Material provided →

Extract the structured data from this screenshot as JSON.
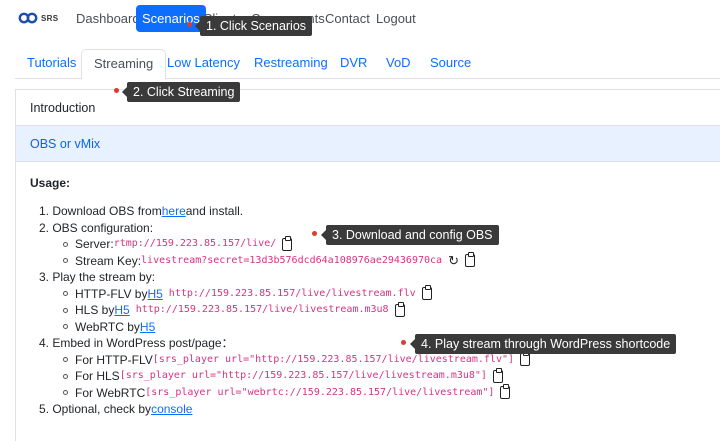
{
  "brand": {
    "text": "SRS",
    "icon": "srs-logo-icon"
  },
  "nav": {
    "items": [
      "Dashboard",
      "Scenarios",
      "Clients",
      "Components",
      "Contact",
      "Logout"
    ],
    "active": "Scenarios"
  },
  "tabs": {
    "items": [
      "Tutorials",
      "Streaming",
      "Low Latency",
      "Restreaming",
      "DVR",
      "VoD",
      "Source"
    ],
    "active": "Streaming"
  },
  "accordion": {
    "intro": "Introduction",
    "obs": "OBS or vMix"
  },
  "usage": {
    "title": "Usage:",
    "step1": {
      "prefix": "1. Download OBS from ",
      "link": "here",
      "suffix": " and install."
    },
    "step2": {
      "title": "2. OBS configuration:",
      "server_label": "Server: ",
      "server_value": "rtmp://159.223.85.157/live/",
      "key_label": "Stream Key: ",
      "key_value": "livestream?secret=13d3b576dcd64a108976ae29436970ca"
    },
    "step3": {
      "title": "3. Play the stream by:",
      "flv_label": "HTTP-FLV by ",
      "flv_link": "H5",
      "flv_url": "http://159.223.85.157/live/livestream.flv",
      "hls_label": "HLS by ",
      "hls_link": "H5",
      "hls_url": "http://159.223.85.157/live/livestream.m3u8",
      "webrtc_label": "WebRTC by ",
      "webrtc_link": "H5"
    },
    "step4": {
      "title": "4. Embed in WordPress post/page：",
      "flv_label": "For HTTP-FLV ",
      "flv_code": "[srs_player url=\"http://159.223.85.157/live/livestream.flv\"]",
      "hls_label": "For HLS ",
      "hls_code": "[srs_player url=\"http://159.223.85.157/live/livestream.m3u8\"]",
      "webrtc_label": "For WebRTC ",
      "webrtc_code": "[srs_player url=\"webrtc://159.223.85.157/live/livestream\"]"
    },
    "step5": {
      "prefix": "5. Optional, check by ",
      "link": "console"
    }
  },
  "annotations": [
    "1. Click Scenarios",
    "2. Click Streaming",
    "3. Download and config OBS",
    "4. Play stream through WordPress shortcode"
  ],
  "colors": {
    "accent": "#0d6efd",
    "code": "#d63384",
    "callout_bg": "#3a3a3a",
    "marker": "#e03a2f"
  }
}
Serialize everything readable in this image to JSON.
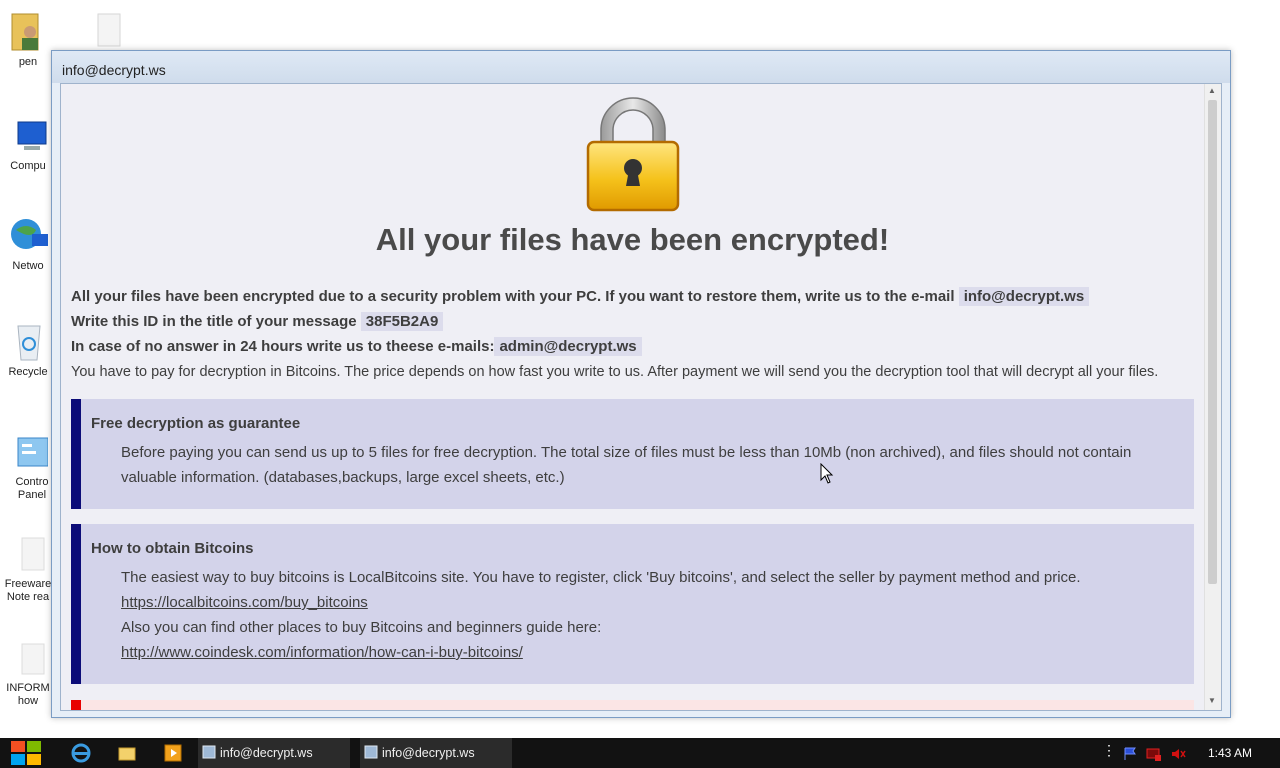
{
  "desktop": {
    "icons": [
      {
        "label": "pen",
        "icon": "user-folder-icon"
      },
      {
        "label": "Compu",
        "icon": "computer-icon"
      },
      {
        "label": "Netwo",
        "icon": "network-icon"
      },
      {
        "label": "Recycle",
        "icon": "recycle-bin-icon"
      },
      {
        "label": "Contro Panel",
        "icon": "control-panel-icon"
      },
      {
        "label": "Freeware Note rea",
        "icon": "document-icon"
      },
      {
        "label": "INFORM how",
        "icon": "document-icon"
      }
    ]
  },
  "window": {
    "title": "info@decrypt.ws"
  },
  "note": {
    "heading": "All your files have been encrypted!",
    "line1_text": "All your files have been encrypted due to a security problem with your PC. If you want to restore them, write us to the e-mail",
    "line1_email": "info@decrypt.ws",
    "line2_text": "Write this ID in the title of your message",
    "line2_id": "38F5B2A9",
    "line3_text": "In case of no answer in 24 hours write us to theese e-mails:",
    "line3_email": "admin@decrypt.ws",
    "line4_text": "You have to pay for decryption in Bitcoins. The price depends on how fast you write to us. After payment we will send you the decryption tool that will decrypt all your files."
  },
  "guarantee": {
    "title": "Free decryption as guarantee",
    "text": "Before paying you can send us up to 5 files for free decryption. The total size of files must be less than 10Mb (non archived), and files should not contain valuable information. (databases,backups, large excel sheets, etc.)"
  },
  "bitcoins": {
    "title": "How to obtain Bitcoins",
    "text1": "The easiest way to buy bitcoins is LocalBitcoins site. You have to register, click 'Buy bitcoins', and select the seller by payment method and price.",
    "link1": "https://localbitcoins.com/buy_bitcoins",
    "text2": "Also you can find other places to buy Bitcoins and beginners guide here:",
    "link2": "http://www.coindesk.com/information/how-can-i-buy-bitcoins/"
  },
  "taskbar": {
    "tasks": [
      "info@decrypt.ws",
      "info@decrypt.ws"
    ],
    "clock": "1:43 AM"
  },
  "colors": {
    "box_accent": "#0c0c78",
    "box_bg": "#d3d3ea",
    "warning_accent": "#e80000",
    "lock_gold": "#f5c21b"
  }
}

Problem requirements → Reproduce every record above exactly, omitting the pictures.

Correct output →
Extract the structured data from this screenshot as JSON.
{
  "brand": {
    "text": "SRS",
    "icon": "srs-logo-icon"
  },
  "nav": {
    "items": [
      "Dashboard",
      "Scenarios",
      "Clients",
      "Components",
      "Contact",
      "Logout"
    ],
    "active": "Scenarios"
  },
  "tabs": {
    "items": [
      "Tutorials",
      "Streaming",
      "Low Latency",
      "Restreaming",
      "DVR",
      "VoD",
      "Source"
    ],
    "active": "Streaming"
  },
  "accordion": {
    "intro": "Introduction",
    "obs": "OBS or vMix"
  },
  "usage": {
    "title": "Usage:",
    "step1": {
      "prefix": "1. Download OBS from ",
      "link": "here",
      "suffix": " and install."
    },
    "step2": {
      "title": "2. OBS configuration:",
      "server_label": "Server: ",
      "server_value": "rtmp://159.223.85.157/live/",
      "key_label": "Stream Key: ",
      "key_value": "livestream?secret=13d3b576dcd64a108976ae29436970ca"
    },
    "step3": {
      "title": "3. Play the stream by:",
      "flv_label": "HTTP-FLV by ",
      "flv_link": "H5",
      "flv_url": "http://159.223.85.157/live/livestream.flv",
      "hls_label": "HLS by ",
      "hls_link": "H5",
      "hls_url": "http://159.223.85.157/live/livestream.m3u8",
      "webrtc_label": "WebRTC by ",
      "webrtc_link": "H5"
    },
    "step4": {
      "title": "4. Embed in WordPress post/page：",
      "flv_label": "For HTTP-FLV ",
      "flv_code": "[srs_player url=\"http://159.223.85.157/live/livestream.flv\"]",
      "hls_label": "For HLS ",
      "hls_code": "[srs_player url=\"http://159.223.85.157/live/livestream.m3u8\"]",
      "webrtc_label": "For WebRTC ",
      "webrtc_code": "[srs_player url=\"webrtc://159.223.85.157/live/livestream\"]"
    },
    "step5": {
      "prefix": "5. Optional, check by ",
      "link": "console"
    }
  },
  "annotations": [
    "1. Click Scenarios",
    "2. Click Streaming",
    "3. Download and config OBS",
    "4. Play stream through WordPress shortcode"
  ],
  "colors": {
    "accent": "#0d6efd",
    "code": "#d63384",
    "callout_bg": "#3a3a3a",
    "marker": "#e03a2f"
  }
}
Serialize everything readable in this image to JSON.
{
  "desktop": {
    "icons": [
      {
        "label": "pen",
        "icon": "user-folder-icon"
      },
      {
        "label": "Compu",
        "icon": "computer-icon"
      },
      {
        "label": "Netwo",
        "icon": "network-icon"
      },
      {
        "label": "Recycle",
        "icon": "recycle-bin-icon"
      },
      {
        "label": "Contro Panel",
        "icon": "control-panel-icon"
      },
      {
        "label": "Freeware Note rea",
        "icon": "document-icon"
      },
      {
        "label": "INFORM how",
        "icon": "document-icon"
      }
    ]
  },
  "window": {
    "title": "info@decrypt.ws"
  },
  "note": {
    "heading": "All your files have been encrypted!",
    "line1_text": "All your files have been encrypted due to a security problem with your PC. If you want to restore them, write us to the e-mail",
    "line1_email": "info@decrypt.ws",
    "line2_text": "Write this ID in the title of your message",
    "line2_id": "38F5B2A9",
    "line3_text": "In case of no answer in 24 hours write us to theese e-mails:",
    "line3_email": "admin@decrypt.ws",
    "line4_text": "You have to pay for decryption in Bitcoins. The price depends on how fast you write to us. After payment we will send you the decryption tool that will decrypt all your files."
  },
  "guarantee": {
    "title": "Free decryption as guarantee",
    "text": "Before paying you can send us up to 5 files for free decryption. The total size of files must be less than 10Mb (non archived), and files should not contain valuable information. (databases,backups, large excel sheets, etc.)"
  },
  "bitcoins": {
    "title": "How to obtain Bitcoins",
    "text1": "The easiest way to buy bitcoins is LocalBitcoins site. You have to register, click 'Buy bitcoins', and select the seller by payment method and price.",
    "link1": "https://localbitcoins.com/buy_bitcoins",
    "text2": "Also you can find other places to buy Bitcoins and beginners guide here:",
    "link2": "http://www.coindesk.com/information/how-can-i-buy-bitcoins/"
  },
  "taskbar": {
    "tasks": [
      "info@decrypt.ws",
      "info@decrypt.ws"
    ],
    "clock": "1:43 AM"
  },
  "colors": {
    "box_accent": "#0c0c78",
    "box_bg": "#d3d3ea",
    "warning_accent": "#e80000",
    "lock_gold": "#f5c21b"
  }
}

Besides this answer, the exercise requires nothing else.